Reproduce each line from the records that holds "Square".

Excerpts from a figure dataset:
==============================

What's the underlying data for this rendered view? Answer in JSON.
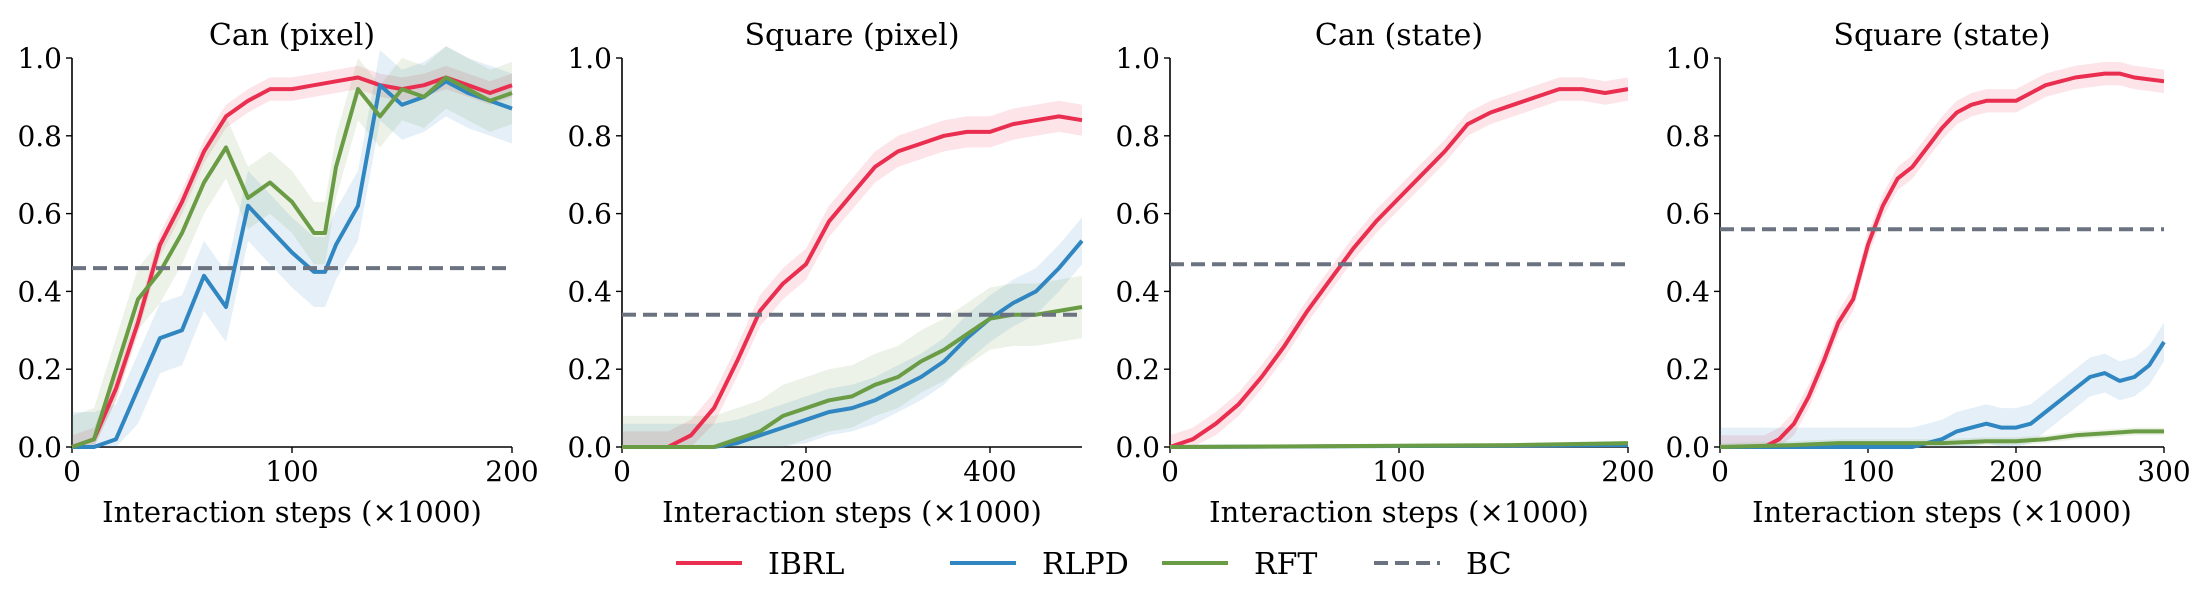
{
  "colors": {
    "IBRL": "#ea2e50",
    "RLPD": "#2f86c1",
    "RFT": "#6a9c45",
    "BC": "#6b7280"
  },
  "legend": [
    {
      "name": "IBRL",
      "style": "solid"
    },
    {
      "name": "RLPD",
      "style": "solid"
    },
    {
      "name": "RFT",
      "style": "solid"
    },
    {
      "name": "BC",
      "style": "dashed"
    }
  ],
  "chart_data": [
    {
      "type": "line",
      "title": "Can (pixel)",
      "xlabel": "Interaction steps (×1000)",
      "ylabel": "",
      "xlim": [
        0,
        200
      ],
      "ylim": [
        0,
        1.0
      ],
      "xticks": [
        0,
        100,
        200
      ],
      "yticks": [
        0.0,
        0.2,
        0.4,
        0.6,
        0.8,
        1.0
      ],
      "series": [
        {
          "name": "IBRL",
          "shade": 0.03,
          "x": [
            0,
            10,
            20,
            30,
            40,
            50,
            60,
            70,
            80,
            90,
            100,
            110,
            120,
            130,
            140,
            150,
            160,
            170,
            180,
            190,
            200
          ],
          "y": [
            0,
            0.02,
            0.15,
            0.32,
            0.52,
            0.63,
            0.76,
            0.85,
            0.89,
            0.92,
            0.92,
            0.93,
            0.94,
            0.95,
            0.93,
            0.92,
            0.93,
            0.95,
            0.93,
            0.91,
            0.93
          ]
        },
        {
          "name": "RLPD",
          "shade": 0.09,
          "x": [
            0,
            10,
            20,
            30,
            40,
            50,
            60,
            70,
            80,
            90,
            100,
            110,
            115,
            120,
            130,
            140,
            150,
            160,
            170,
            180,
            190,
            200
          ],
          "y": [
            0,
            0,
            0.02,
            0.15,
            0.28,
            0.3,
            0.44,
            0.36,
            0.62,
            0.56,
            0.5,
            0.45,
            0.45,
            0.52,
            0.62,
            0.93,
            0.88,
            0.9,
            0.94,
            0.91,
            0.89,
            0.87
          ]
        },
        {
          "name": "RFT",
          "shade": 0.08,
          "x": [
            0,
            10,
            20,
            30,
            40,
            50,
            60,
            70,
            80,
            90,
            100,
            110,
            115,
            120,
            130,
            140,
            150,
            160,
            170,
            180,
            190,
            200
          ],
          "y": [
            0,
            0.02,
            0.2,
            0.38,
            0.45,
            0.55,
            0.68,
            0.77,
            0.64,
            0.68,
            0.63,
            0.55,
            0.55,
            0.72,
            0.92,
            0.85,
            0.92,
            0.9,
            0.95,
            0.92,
            0.89,
            0.91
          ]
        },
        {
          "name": "BC",
          "style": "dashed",
          "x": [
            0,
            200
          ],
          "y": [
            0.46,
            0.46
          ]
        }
      ]
    },
    {
      "type": "line",
      "title": "Square (pixel)",
      "xlabel": "Interaction steps (×1000)",
      "ylabel": "",
      "xlim": [
        0,
        500
      ],
      "ylim": [
        0,
        1.0
      ],
      "xticks": [
        0,
        200,
        400
      ],
      "yticks": [
        0.0,
        0.2,
        0.4,
        0.6,
        0.8,
        1.0
      ],
      "series": [
        {
          "name": "IBRL",
          "shade": 0.04,
          "x": [
            0,
            50,
            75,
            100,
            125,
            150,
            175,
            200,
            225,
            250,
            275,
            300,
            325,
            350,
            375,
            400,
            425,
            450,
            475,
            500
          ],
          "y": [
            0,
            0,
            0.03,
            0.1,
            0.22,
            0.35,
            0.42,
            0.47,
            0.58,
            0.65,
            0.72,
            0.76,
            0.78,
            0.8,
            0.81,
            0.81,
            0.83,
            0.84,
            0.85,
            0.84
          ]
        },
        {
          "name": "RLPD",
          "shade": 0.06,
          "x": [
            0,
            100,
            125,
            150,
            175,
            200,
            225,
            250,
            275,
            300,
            325,
            350,
            375,
            400,
            425,
            450,
            475,
            500
          ],
          "y": [
            0,
            0,
            0.01,
            0.03,
            0.05,
            0.07,
            0.09,
            0.1,
            0.12,
            0.15,
            0.18,
            0.22,
            0.28,
            0.33,
            0.37,
            0.4,
            0.46,
            0.53
          ]
        },
        {
          "name": "RFT",
          "shade": 0.08,
          "x": [
            0,
            100,
            125,
            150,
            175,
            200,
            225,
            250,
            275,
            300,
            325,
            350,
            375,
            400,
            425,
            450,
            475,
            500
          ],
          "y": [
            0,
            0,
            0.02,
            0.04,
            0.08,
            0.1,
            0.12,
            0.13,
            0.16,
            0.18,
            0.22,
            0.25,
            0.29,
            0.33,
            0.34,
            0.34,
            0.35,
            0.36
          ]
        },
        {
          "name": "BC",
          "style": "dashed",
          "x": [
            0,
            500
          ],
          "y": [
            0.34,
            0.34
          ]
        }
      ]
    },
    {
      "type": "line",
      "title": "Can (state)",
      "xlabel": "Interaction steps (×1000)",
      "ylabel": "",
      "xlim": [
        0,
        200
      ],
      "ylim": [
        0,
        1.0
      ],
      "xticks": [
        0,
        100,
        200
      ],
      "yticks": [
        0.0,
        0.2,
        0.4,
        0.6,
        0.8,
        1.0
      ],
      "series": [
        {
          "name": "IBRL",
          "shade": 0.03,
          "x": [
            0,
            10,
            20,
            30,
            40,
            50,
            60,
            70,
            80,
            90,
            100,
            110,
            120,
            130,
            140,
            150,
            160,
            170,
            180,
            190,
            200
          ],
          "y": [
            0,
            0.02,
            0.06,
            0.11,
            0.18,
            0.26,
            0.35,
            0.43,
            0.51,
            0.58,
            0.64,
            0.7,
            0.76,
            0.83,
            0.86,
            0.88,
            0.9,
            0.92,
            0.92,
            0.91,
            0.92
          ]
        },
        {
          "name": "RLPD",
          "shade": 0.0,
          "x": [
            0,
            200
          ],
          "y": [
            0,
            0.005
          ]
        },
        {
          "name": "RFT",
          "shade": 0.0,
          "x": [
            0,
            150,
            200
          ],
          "y": [
            0,
            0.005,
            0.01
          ]
        },
        {
          "name": "BC",
          "style": "dashed",
          "x": [
            0,
            200
          ],
          "y": [
            0.47,
            0.47
          ]
        }
      ]
    },
    {
      "type": "line",
      "title": "Square (state)",
      "xlabel": "Interaction steps (×1000)",
      "ylabel": "",
      "xlim": [
        0,
        300
      ],
      "ylim": [
        0,
        1.0
      ],
      "xticks": [
        0,
        100,
        200,
        300
      ],
      "yticks": [
        0.0,
        0.2,
        0.4,
        0.6,
        0.8,
        1.0
      ],
      "series": [
        {
          "name": "IBRL",
          "shade": 0.03,
          "x": [
            0,
            30,
            40,
            50,
            60,
            70,
            80,
            90,
            100,
            110,
            120,
            130,
            140,
            150,
            160,
            170,
            180,
            190,
            200,
            220,
            240,
            260,
            270,
            280,
            300
          ],
          "y": [
            0,
            0,
            0.02,
            0.06,
            0.13,
            0.22,
            0.32,
            0.38,
            0.52,
            0.62,
            0.69,
            0.72,
            0.77,
            0.82,
            0.86,
            0.88,
            0.89,
            0.89,
            0.89,
            0.93,
            0.95,
            0.96,
            0.96,
            0.95,
            0.94
          ]
        },
        {
          "name": "RLPD",
          "shade": 0.05,
          "x": [
            0,
            130,
            140,
            150,
            160,
            170,
            180,
            190,
            200,
            210,
            220,
            230,
            240,
            250,
            260,
            270,
            280,
            290,
            300
          ],
          "y": [
            0,
            0,
            0.01,
            0.02,
            0.04,
            0.05,
            0.06,
            0.05,
            0.05,
            0.06,
            0.09,
            0.12,
            0.15,
            0.18,
            0.19,
            0.17,
            0.18,
            0.21,
            0.27
          ]
        },
        {
          "name": "RFT",
          "shade": 0.01,
          "x": [
            0,
            50,
            80,
            100,
            130,
            150,
            180,
            200,
            220,
            240,
            260,
            280,
            300
          ],
          "y": [
            0,
            0.005,
            0.01,
            0.01,
            0.01,
            0.01,
            0.015,
            0.015,
            0.02,
            0.03,
            0.035,
            0.04,
            0.04
          ]
        },
        {
          "name": "BC",
          "style": "dashed",
          "x": [
            0,
            300
          ],
          "y": [
            0.56,
            0.56
          ]
        }
      ]
    }
  ]
}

==============================

Written answer:
      "title": "Square (pixel)",
      "title": "Square (state)",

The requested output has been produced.